Start Available data
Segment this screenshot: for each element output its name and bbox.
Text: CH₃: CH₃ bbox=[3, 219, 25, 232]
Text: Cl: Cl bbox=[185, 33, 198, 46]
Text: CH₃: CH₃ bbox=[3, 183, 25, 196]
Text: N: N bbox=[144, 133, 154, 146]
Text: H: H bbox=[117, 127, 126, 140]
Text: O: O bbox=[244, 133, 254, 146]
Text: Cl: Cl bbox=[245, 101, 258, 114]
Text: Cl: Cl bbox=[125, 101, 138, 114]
End Available data
Challenge → Copy every one of the entries above word for word, without changing anything.

Final result →
Segment this screenshot: for each element output its name and bbox.
Text: CH₃: CH₃ bbox=[3, 219, 25, 232]
Text: Cl: Cl bbox=[185, 33, 198, 46]
Text: CH₃: CH₃ bbox=[3, 183, 25, 196]
Text: N: N bbox=[144, 133, 154, 146]
Text: H: H bbox=[117, 127, 126, 140]
Text: O: O bbox=[244, 133, 254, 146]
Text: Cl: Cl bbox=[245, 101, 258, 114]
Text: Cl: Cl bbox=[125, 101, 138, 114]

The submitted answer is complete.